[Chart and figure data]

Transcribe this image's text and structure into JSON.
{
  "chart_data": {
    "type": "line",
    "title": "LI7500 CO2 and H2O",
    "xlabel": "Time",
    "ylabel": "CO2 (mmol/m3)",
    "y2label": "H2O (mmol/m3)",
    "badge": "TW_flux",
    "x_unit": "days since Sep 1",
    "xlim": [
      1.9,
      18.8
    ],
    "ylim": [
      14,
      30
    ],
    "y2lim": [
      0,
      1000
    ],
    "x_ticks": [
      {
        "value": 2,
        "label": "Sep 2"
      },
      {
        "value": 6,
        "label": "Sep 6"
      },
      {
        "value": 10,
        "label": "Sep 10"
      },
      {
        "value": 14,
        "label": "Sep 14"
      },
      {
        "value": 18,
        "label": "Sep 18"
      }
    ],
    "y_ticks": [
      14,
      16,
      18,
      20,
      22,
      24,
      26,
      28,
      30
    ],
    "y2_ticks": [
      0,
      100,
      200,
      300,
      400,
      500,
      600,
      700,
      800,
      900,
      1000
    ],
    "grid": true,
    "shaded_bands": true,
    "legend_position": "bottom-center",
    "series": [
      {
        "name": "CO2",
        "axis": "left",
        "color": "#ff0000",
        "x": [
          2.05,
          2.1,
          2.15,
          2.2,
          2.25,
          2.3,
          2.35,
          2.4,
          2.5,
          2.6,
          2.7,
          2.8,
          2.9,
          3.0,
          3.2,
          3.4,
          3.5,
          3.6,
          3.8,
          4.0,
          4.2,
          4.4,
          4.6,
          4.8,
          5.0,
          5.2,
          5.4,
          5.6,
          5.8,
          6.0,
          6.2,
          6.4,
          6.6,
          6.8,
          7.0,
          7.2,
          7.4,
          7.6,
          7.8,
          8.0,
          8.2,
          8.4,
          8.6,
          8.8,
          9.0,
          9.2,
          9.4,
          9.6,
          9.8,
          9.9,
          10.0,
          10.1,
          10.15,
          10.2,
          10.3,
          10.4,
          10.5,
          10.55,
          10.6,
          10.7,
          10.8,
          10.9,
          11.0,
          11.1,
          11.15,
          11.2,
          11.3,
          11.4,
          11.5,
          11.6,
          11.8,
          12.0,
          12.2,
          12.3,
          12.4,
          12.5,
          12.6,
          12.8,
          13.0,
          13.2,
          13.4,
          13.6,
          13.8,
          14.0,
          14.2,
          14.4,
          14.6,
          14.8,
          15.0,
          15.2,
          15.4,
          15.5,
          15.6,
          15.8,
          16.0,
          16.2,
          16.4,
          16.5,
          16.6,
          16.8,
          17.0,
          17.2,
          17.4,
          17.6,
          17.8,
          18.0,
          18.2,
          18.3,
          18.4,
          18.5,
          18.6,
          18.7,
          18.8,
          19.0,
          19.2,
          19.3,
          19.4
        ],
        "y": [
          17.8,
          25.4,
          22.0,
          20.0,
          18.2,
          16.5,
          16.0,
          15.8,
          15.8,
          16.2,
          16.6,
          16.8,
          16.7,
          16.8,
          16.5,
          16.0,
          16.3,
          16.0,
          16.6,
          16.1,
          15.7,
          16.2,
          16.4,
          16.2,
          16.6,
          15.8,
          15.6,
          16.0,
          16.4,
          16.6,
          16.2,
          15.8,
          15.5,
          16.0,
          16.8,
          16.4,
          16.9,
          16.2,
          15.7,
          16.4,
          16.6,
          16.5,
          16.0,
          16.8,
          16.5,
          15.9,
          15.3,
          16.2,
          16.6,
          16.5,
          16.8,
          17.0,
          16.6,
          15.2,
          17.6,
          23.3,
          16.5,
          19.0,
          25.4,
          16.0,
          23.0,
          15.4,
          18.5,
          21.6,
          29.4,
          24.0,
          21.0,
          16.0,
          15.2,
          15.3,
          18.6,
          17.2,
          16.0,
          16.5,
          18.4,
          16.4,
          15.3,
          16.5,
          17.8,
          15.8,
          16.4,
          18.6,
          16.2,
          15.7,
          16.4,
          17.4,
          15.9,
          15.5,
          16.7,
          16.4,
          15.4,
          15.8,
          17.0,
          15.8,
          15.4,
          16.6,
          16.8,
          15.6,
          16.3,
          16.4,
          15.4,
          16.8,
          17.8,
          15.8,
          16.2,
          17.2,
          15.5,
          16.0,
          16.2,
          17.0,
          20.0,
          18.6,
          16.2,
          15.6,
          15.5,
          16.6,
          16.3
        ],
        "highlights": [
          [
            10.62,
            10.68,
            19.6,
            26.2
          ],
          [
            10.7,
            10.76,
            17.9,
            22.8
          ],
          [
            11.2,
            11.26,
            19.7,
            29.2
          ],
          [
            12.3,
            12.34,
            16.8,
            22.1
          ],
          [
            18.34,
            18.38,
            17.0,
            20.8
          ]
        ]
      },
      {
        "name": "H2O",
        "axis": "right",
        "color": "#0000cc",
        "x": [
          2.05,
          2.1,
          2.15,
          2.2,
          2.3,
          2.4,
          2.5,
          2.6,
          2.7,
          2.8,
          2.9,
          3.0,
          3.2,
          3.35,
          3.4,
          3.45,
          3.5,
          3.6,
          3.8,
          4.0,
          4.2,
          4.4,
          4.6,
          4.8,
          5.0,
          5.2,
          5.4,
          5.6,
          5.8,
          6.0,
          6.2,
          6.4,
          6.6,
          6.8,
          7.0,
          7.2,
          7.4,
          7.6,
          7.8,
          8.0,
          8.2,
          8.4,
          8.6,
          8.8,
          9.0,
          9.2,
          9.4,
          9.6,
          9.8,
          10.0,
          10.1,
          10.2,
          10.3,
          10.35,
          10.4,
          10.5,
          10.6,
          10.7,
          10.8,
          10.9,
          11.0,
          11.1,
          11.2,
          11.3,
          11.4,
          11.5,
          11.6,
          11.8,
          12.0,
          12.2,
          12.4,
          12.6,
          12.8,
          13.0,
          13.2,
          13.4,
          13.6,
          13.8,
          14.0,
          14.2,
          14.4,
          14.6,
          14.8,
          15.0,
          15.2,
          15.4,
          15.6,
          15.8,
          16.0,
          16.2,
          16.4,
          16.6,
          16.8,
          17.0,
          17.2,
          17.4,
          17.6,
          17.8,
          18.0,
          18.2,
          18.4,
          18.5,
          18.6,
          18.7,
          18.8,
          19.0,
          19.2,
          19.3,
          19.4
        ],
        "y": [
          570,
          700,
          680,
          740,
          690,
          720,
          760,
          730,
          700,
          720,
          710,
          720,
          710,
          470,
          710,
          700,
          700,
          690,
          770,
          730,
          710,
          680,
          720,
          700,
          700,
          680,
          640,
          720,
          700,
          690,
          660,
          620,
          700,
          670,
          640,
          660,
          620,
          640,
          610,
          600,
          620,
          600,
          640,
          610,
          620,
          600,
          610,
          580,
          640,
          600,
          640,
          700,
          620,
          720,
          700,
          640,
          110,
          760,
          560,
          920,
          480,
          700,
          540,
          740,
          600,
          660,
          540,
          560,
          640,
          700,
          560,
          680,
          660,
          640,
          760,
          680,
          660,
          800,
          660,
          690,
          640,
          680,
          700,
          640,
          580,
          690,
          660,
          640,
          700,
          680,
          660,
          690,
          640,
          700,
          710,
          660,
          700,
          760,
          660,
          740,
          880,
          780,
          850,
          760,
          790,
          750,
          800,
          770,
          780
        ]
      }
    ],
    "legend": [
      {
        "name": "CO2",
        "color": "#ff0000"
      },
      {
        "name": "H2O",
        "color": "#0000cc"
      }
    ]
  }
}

## Exercise requirements
Please repeat the material above, word for word and in full.

## Exercise solution
Transcribe this image's text and structure into JSON.
{
  "chart_data": {
    "type": "line",
    "title": "LI7500 CO2 and H2O",
    "xlabel": "Time",
    "ylabel": "CO2 (mmol/m3)",
    "y2label": "H2O (mmol/m3)",
    "badge": "TW_flux",
    "x_unit": "days since Sep 1",
    "xlim": [
      1.9,
      18.8
    ],
    "ylim": [
      14,
      30
    ],
    "y2lim": [
      0,
      1000
    ],
    "x_ticks": [
      {
        "value": 2,
        "label": "Sep 2"
      },
      {
        "value": 6,
        "label": "Sep 6"
      },
      {
        "value": 10,
        "label": "Sep 10"
      },
      {
        "value": 14,
        "label": "Sep 14"
      },
      {
        "value": 18,
        "label": "Sep 18"
      }
    ],
    "y_ticks": [
      14,
      16,
      18,
      20,
      22,
      24,
      26,
      28,
      30
    ],
    "y2_ticks": [
      0,
      100,
      200,
      300,
      400,
      500,
      600,
      700,
      800,
      900,
      1000
    ],
    "grid": true,
    "shaded_bands": true,
    "legend_position": "bottom-center",
    "series": [
      {
        "name": "CO2",
        "axis": "left",
        "color": "#ff0000",
        "x": [
          2.05,
          2.1,
          2.15,
          2.2,
          2.25,
          2.3,
          2.35,
          2.4,
          2.5,
          2.6,
          2.7,
          2.8,
          2.9,
          3.0,
          3.2,
          3.4,
          3.5,
          3.6,
          3.8,
          4.0,
          4.2,
          4.4,
          4.6,
          4.8,
          5.0,
          5.2,
          5.4,
          5.6,
          5.8,
          6.0,
          6.2,
          6.4,
          6.6,
          6.8,
          7.0,
          7.2,
          7.4,
          7.6,
          7.8,
          8.0,
          8.2,
          8.4,
          8.6,
          8.8,
          9.0,
          9.2,
          9.4,
          9.6,
          9.8,
          9.9,
          10.0,
          10.1,
          10.15,
          10.2,
          10.3,
          10.4,
          10.5,
          10.55,
          10.6,
          10.7,
          10.8,
          10.9,
          11.0,
          11.1,
          11.15,
          11.2,
          11.3,
          11.4,
          11.5,
          11.6,
          11.8,
          12.0,
          12.2,
          12.3,
          12.4,
          12.5,
          12.6,
          12.8,
          13.0,
          13.2,
          13.4,
          13.6,
          13.8,
          14.0,
          14.2,
          14.4,
          14.6,
          14.8,
          15.0,
          15.2,
          15.4,
          15.5,
          15.6,
          15.8,
          16.0,
          16.2,
          16.4,
          16.5,
          16.6,
          16.8,
          17.0,
          17.2,
          17.4,
          17.6,
          17.8,
          18.0,
          18.2,
          18.3,
          18.4,
          18.5,
          18.6,
          18.7,
          18.8,
          19.0,
          19.2,
          19.3,
          19.4
        ],
        "y": [
          17.8,
          25.4,
          22.0,
          20.0,
          18.2,
          16.5,
          16.0,
          15.8,
          15.8,
          16.2,
          16.6,
          16.8,
          16.7,
          16.8,
          16.5,
          16.0,
          16.3,
          16.0,
          16.6,
          16.1,
          15.7,
          16.2,
          16.4,
          16.2,
          16.6,
          15.8,
          15.6,
          16.0,
          16.4,
          16.6,
          16.2,
          15.8,
          15.5,
          16.0,
          16.8,
          16.4,
          16.9,
          16.2,
          15.7,
          16.4,
          16.6,
          16.5,
          16.0,
          16.8,
          16.5,
          15.9,
          15.3,
          16.2,
          16.6,
          16.5,
          16.8,
          17.0,
          16.6,
          15.2,
          17.6,
          23.3,
          16.5,
          19.0,
          25.4,
          16.0,
          23.0,
          15.4,
          18.5,
          21.6,
          29.4,
          24.0,
          21.0,
          16.0,
          15.2,
          15.3,
          18.6,
          17.2,
          16.0,
          16.5,
          18.4,
          16.4,
          15.3,
          16.5,
          17.8,
          15.8,
          16.4,
          18.6,
          16.2,
          15.7,
          16.4,
          17.4,
          15.9,
          15.5,
          16.7,
          16.4,
          15.4,
          15.8,
          17.0,
          15.8,
          15.4,
          16.6,
          16.8,
          15.6,
          16.3,
          16.4,
          15.4,
          16.8,
          17.8,
          15.8,
          16.2,
          17.2,
          15.5,
          16.0,
          16.2,
          17.0,
          20.0,
          18.6,
          16.2,
          15.6,
          15.5,
          16.6,
          16.3
        ],
        "highlights": [
          [
            10.62,
            10.68,
            19.6,
            26.2
          ],
          [
            10.7,
            10.76,
            17.9,
            22.8
          ],
          [
            11.2,
            11.26,
            19.7,
            29.2
          ],
          [
            12.3,
            12.34,
            16.8,
            22.1
          ],
          [
            18.34,
            18.38,
            17.0,
            20.8
          ]
        ]
      },
      {
        "name": "H2O",
        "axis": "right",
        "color": "#0000cc",
        "x": [
          2.05,
          2.1,
          2.15,
          2.2,
          2.3,
          2.4,
          2.5,
          2.6,
          2.7,
          2.8,
          2.9,
          3.0,
          3.2,
          3.35,
          3.4,
          3.45,
          3.5,
          3.6,
          3.8,
          4.0,
          4.2,
          4.4,
          4.6,
          4.8,
          5.0,
          5.2,
          5.4,
          5.6,
          5.8,
          6.0,
          6.2,
          6.4,
          6.6,
          6.8,
          7.0,
          7.2,
          7.4,
          7.6,
          7.8,
          8.0,
          8.2,
          8.4,
          8.6,
          8.8,
          9.0,
          9.2,
          9.4,
          9.6,
          9.8,
          10.0,
          10.1,
          10.2,
          10.3,
          10.35,
          10.4,
          10.5,
          10.6,
          10.7,
          10.8,
          10.9,
          11.0,
          11.1,
          11.2,
          11.3,
          11.4,
          11.5,
          11.6,
          11.8,
          12.0,
          12.2,
          12.4,
          12.6,
          12.8,
          13.0,
          13.2,
          13.4,
          13.6,
          13.8,
          14.0,
          14.2,
          14.4,
          14.6,
          14.8,
          15.0,
          15.2,
          15.4,
          15.6,
          15.8,
          16.0,
          16.2,
          16.4,
          16.6,
          16.8,
          17.0,
          17.2,
          17.4,
          17.6,
          17.8,
          18.0,
          18.2,
          18.4,
          18.5,
          18.6,
          18.7,
          18.8,
          19.0,
          19.2,
          19.3,
          19.4
        ],
        "y": [
          570,
          700,
          680,
          740,
          690,
          720,
          760,
          730,
          700,
          720,
          710,
          720,
          710,
          470,
          710,
          700,
          700,
          690,
          770,
          730,
          710,
          680,
          720,
          700,
          700,
          680,
          640,
          720,
          700,
          690,
          660,
          620,
          700,
          670,
          640,
          660,
          620,
          640,
          610,
          600,
          620,
          600,
          640,
          610,
          620,
          600,
          610,
          580,
          640,
          600,
          640,
          700,
          620,
          720,
          700,
          640,
          110,
          760,
          560,
          920,
          480,
          700,
          540,
          740,
          600,
          660,
          540,
          560,
          640,
          700,
          560,
          680,
          660,
          640,
          760,
          680,
          660,
          800,
          660,
          690,
          640,
          680,
          700,
          640,
          580,
          690,
          660,
          640,
          700,
          680,
          660,
          690,
          640,
          700,
          710,
          660,
          700,
          760,
          660,
          740,
          880,
          780,
          850,
          760,
          790,
          750,
          800,
          770,
          780
        ]
      }
    ],
    "legend": [
      {
        "name": "CO2",
        "color": "#ff0000"
      },
      {
        "name": "H2O",
        "color": "#0000cc"
      }
    ]
  }
}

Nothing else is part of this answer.